Perhaps even more important, however, the members of that French family are compensated for their lower income with much more time together. Fully employed French workers average about seven weeks of paid vacation a year. In America, that figure is less than four.
So which society has made the better choice?

As I’ve already asked that question myself, the reader knows how I—and, I believe, most people—would respond.

What is most frustrating in this ongoing, unceasing, years-long “debate” about American “dynamism” and European “weakness”—and the allegedly “structural” reasons for both—is the fact that the data have existed for decades that confirm that every element in that statement is, literally, false. It is also pointed proof that Pravda and Stalin could never match the editorial writers of The Wall Street Journal, and their minions such as Brooks, in their distortion of an everyday reality that everybody can see and experience, and in their ideological contrivance of a world that is the exact reverse of what the world is in fact.

Regarding the myth of consistent American superiority in GDP per capita, Dean Baker, co-director of the Center for Economic and Policy Research in Washington, showed several years ago that it was spun totally out of whole cloth. But Baker stands accused of being a “leftist” (although he’s an internationally respected macroeconomist who’s worked for the OECD, the World Bank, and the Joint Economic Committee of the US Congress). So, his analysis—based completely on public data compiled by the OECD, the US Bureau of Labor Statistics, and the US Conference Board (how conservative can you get?)—has been either denigrated or, much more effectively, completely ignored. (Don’t ask me how raw data can be denigrated. In Bush’s America, science is no longer a matter of method, proof, or statistical verification, but of designed intelligence.) Back in 1999, when Bill “Davos Man” Clinton was globally pontificating like some kind of neoliberal Maoist about the productivity “leaps” of America’s “new economy,” Baker took the GDP data of the (then) G7 (Group of Seven advanced industrial) countries from 1979 to 1996 (from the OECD and Conference Board) and published them. Here they are:

Annual Growth Rates
  OECD Business Sector
Productivity 1979-1996
Conference Board
GDP Per Hour Worked 1987-95
Canada 1.0   0.7  
France 2.2   1.7  
Germany 1.1   3.3  
Italy 2.1   2.8  
Japan 2.2   2.9  
UK 1.8   1.8  
US 0.8   0.9  

Are you shocked? Most people are. It’s hard, after all the sheer lies that Americans have been fed about their Olympian economy (in a calculated, “bipartisan” consensus, I might add), not to rub one’s eyes looking at the numbers above. But here are some more, heavily redacted by me (from the data for 35 countries and the eurozone) to save the reader eye-strain, all taken from a recent OECD update (Productivity Database, July 2005).

G7 (G8 minus Russia) annual average growth rates, GDP per hour worked
  Canada France Germany Italy Japan UK US EU11*
1970-1980 1.7 3.7 3.7 3.9 4.3 2.8 1.6 3.7
1980-1990 1.0 3.1 2.4 1.9 3.5 1.9 1.3 2.3
1990-2000 1.9 2.2 2.5 1.6 2.1 2.8 2.0 2.1
1990-2001 1.8 2.1 2.4 1.5 2.1 2.6 2.0 2.1
1990-2002 1.8 2.2 2.4 1.3 2.1 2.6 2.0 2.0
1990-2003 1.7 2.1 2.2 1.2 2.0 2.5 2.1 1.9
1990-2004 1.6 2.1 2.2 1.1 2.1 2.5 2.1 1.9
*EU11 excludes Austria, Greece, Luxembourg, and Portugal.

- - -

Required actions →
• A. Decide whether each statement agrees with the productivity essay. Give yes or no for each, and quote the essay's deciding words. (i) Fully employed French workers average about seven weeks of paid vacation a year. (ii) Dean Baker has worked for the International Monetary Fund. (iii) The EU11 figures include Portugal.
• B. According to the productivity essay, which OECD source and date supplied the figures in the second table?
• C. Proceed with the productivity essay from the point where it stops.
The material that comes next is from a different source than the productivity essay.

Extracted material →
- - -

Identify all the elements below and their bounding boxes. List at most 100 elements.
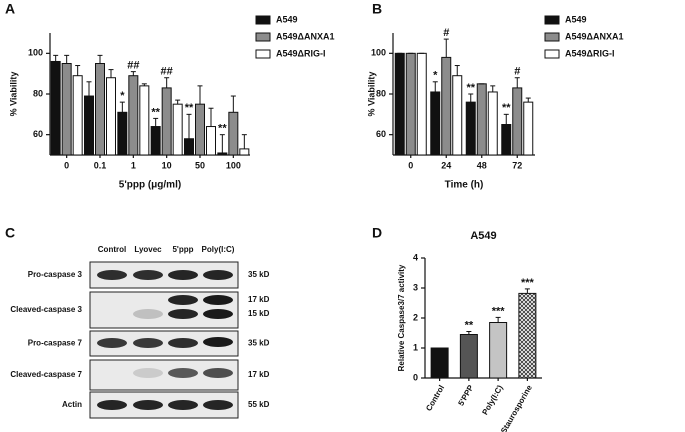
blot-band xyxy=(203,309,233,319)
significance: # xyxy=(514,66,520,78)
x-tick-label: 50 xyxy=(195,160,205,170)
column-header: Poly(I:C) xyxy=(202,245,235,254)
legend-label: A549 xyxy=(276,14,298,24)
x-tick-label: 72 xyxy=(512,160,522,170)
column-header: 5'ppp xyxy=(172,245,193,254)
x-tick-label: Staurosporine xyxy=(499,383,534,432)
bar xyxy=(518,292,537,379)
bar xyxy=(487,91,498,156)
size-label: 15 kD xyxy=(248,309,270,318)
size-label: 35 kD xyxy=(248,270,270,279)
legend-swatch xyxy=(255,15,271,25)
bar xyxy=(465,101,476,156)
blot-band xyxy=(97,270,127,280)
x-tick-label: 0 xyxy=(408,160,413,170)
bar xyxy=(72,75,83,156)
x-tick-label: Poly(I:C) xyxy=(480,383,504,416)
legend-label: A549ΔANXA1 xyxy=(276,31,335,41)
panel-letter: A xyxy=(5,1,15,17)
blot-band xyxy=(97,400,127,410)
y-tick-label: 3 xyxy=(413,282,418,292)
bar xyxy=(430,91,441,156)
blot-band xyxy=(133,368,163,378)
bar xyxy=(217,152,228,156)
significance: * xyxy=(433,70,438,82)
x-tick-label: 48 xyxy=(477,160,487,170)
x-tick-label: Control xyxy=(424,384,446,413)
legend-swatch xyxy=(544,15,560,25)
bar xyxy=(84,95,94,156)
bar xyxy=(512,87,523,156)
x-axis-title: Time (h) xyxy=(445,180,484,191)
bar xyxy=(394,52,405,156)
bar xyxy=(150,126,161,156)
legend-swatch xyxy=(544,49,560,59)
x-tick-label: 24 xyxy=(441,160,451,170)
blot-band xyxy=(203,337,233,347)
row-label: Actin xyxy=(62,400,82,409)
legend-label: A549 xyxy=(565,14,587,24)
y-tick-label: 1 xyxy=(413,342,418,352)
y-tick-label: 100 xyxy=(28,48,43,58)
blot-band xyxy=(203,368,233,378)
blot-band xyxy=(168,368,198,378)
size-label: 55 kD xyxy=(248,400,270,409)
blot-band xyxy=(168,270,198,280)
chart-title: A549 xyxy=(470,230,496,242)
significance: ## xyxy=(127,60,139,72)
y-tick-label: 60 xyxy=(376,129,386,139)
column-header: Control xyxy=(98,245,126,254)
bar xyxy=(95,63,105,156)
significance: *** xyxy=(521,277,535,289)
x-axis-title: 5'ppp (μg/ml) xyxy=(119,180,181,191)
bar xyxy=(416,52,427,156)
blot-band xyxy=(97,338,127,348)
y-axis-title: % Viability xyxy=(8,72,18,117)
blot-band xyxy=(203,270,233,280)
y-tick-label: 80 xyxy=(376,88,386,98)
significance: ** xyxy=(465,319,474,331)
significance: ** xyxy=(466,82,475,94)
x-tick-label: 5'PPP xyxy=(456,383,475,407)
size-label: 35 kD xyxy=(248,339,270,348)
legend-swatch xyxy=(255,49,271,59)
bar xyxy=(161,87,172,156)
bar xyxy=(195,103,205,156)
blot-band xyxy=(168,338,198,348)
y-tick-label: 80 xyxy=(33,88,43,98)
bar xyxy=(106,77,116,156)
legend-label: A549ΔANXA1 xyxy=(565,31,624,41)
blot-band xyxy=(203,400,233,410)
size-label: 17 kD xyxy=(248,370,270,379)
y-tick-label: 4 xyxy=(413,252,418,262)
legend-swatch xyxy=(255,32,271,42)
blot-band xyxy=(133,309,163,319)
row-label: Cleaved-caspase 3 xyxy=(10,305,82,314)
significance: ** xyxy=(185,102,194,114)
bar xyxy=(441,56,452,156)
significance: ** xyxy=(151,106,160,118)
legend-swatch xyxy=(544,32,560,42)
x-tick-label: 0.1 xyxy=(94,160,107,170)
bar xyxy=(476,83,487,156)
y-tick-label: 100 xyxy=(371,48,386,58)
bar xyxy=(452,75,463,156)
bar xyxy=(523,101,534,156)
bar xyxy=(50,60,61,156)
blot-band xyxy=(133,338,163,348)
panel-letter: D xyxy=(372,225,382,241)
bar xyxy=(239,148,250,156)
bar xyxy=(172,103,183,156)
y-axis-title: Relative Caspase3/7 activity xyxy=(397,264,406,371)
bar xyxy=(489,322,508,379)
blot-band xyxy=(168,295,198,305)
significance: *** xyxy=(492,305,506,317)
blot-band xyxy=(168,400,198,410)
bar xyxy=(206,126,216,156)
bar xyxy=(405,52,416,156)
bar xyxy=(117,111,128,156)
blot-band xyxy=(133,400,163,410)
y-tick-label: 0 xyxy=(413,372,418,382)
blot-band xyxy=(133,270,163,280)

- - -

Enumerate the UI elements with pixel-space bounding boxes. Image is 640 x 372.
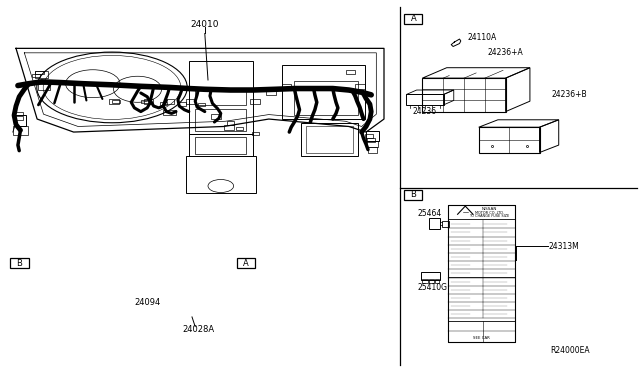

- - -

Results →
• A.
(i) Yes: "Fully employed French workers average about seven weeks of paid vacation a year."
(ii) No: "who’s worked for the OECD, the World Bank, and the Joint Economic Committee of the US Congress"
(iii) No: "*EU11 excludes Austria, Greece, Luxembourg, and Portugal."

• B. The OECD Productivity Database, July 2005.

• C.
No further comment on this issue is necessary. Suffice it to say that the numbers above, in their sheer, jaw-dropping starkness, point to the unprecedented barrage of lies to which Americans have been subjected these past many years by all the “expert” economists, economic press and journals, and various charlatans, con artists, shysters, and bandits that now run the US economy and are systematically embezzling the social patrimony—and future—of the vast majority of American citizens. Momentum, indeed.

But the reader will retort that he or she has seen all those statistics endlessly cited in the media about how US GDP per capita is so much higher—but that’s because, as Paul Krugman pointed out in his article about the French, Americans work more hours per year than the French, approximately 17 percent in 2003. Following is another table taken from OECD data for 2003, for the G7.

  PPP for total GDP, US$ Annual average hours worked GDP per hour worked, US$ GDP per hour worked, US=100
Canada 1.25   1718   35.0   80  
France 0.91   1453   47.2   109  
Germany 0.95   1441   40.6   93  
Italy 0.84   1591   40.1   92  
Japan 137.56   1801   30.9   71  
UK 0.62   1673   37.7   87  
US 1.0   1702   43.5   100  

Yes, it’s true: the French are actually the most productive workers in the G7, beating out not only Americans, but Germans and Japanese. And who are the least productive? That’s right, those mythical Japanese, who also work more than anybody else. One other thing: if we look at PPP, the French are only 9 percent below Americans, and the Germans only 5 percent, in standard of living—before factoring in that comprehensive social protection that Americans can’t even fantasize about. Where did Brooks get that one-third lower stuff? But, wait a minute, there is a European country whose PPP is 38 percent lower than that of the US—but it’s nos semblables, nos frères, those supposedly capitalist dynamos, the British. Meanwhile, Canada’s standard of living is a quarter higher than that of the US, and the Japanese, while seriously unproductive, have a standard of living over a third higher than Americans although they only work about 5.82 percent more.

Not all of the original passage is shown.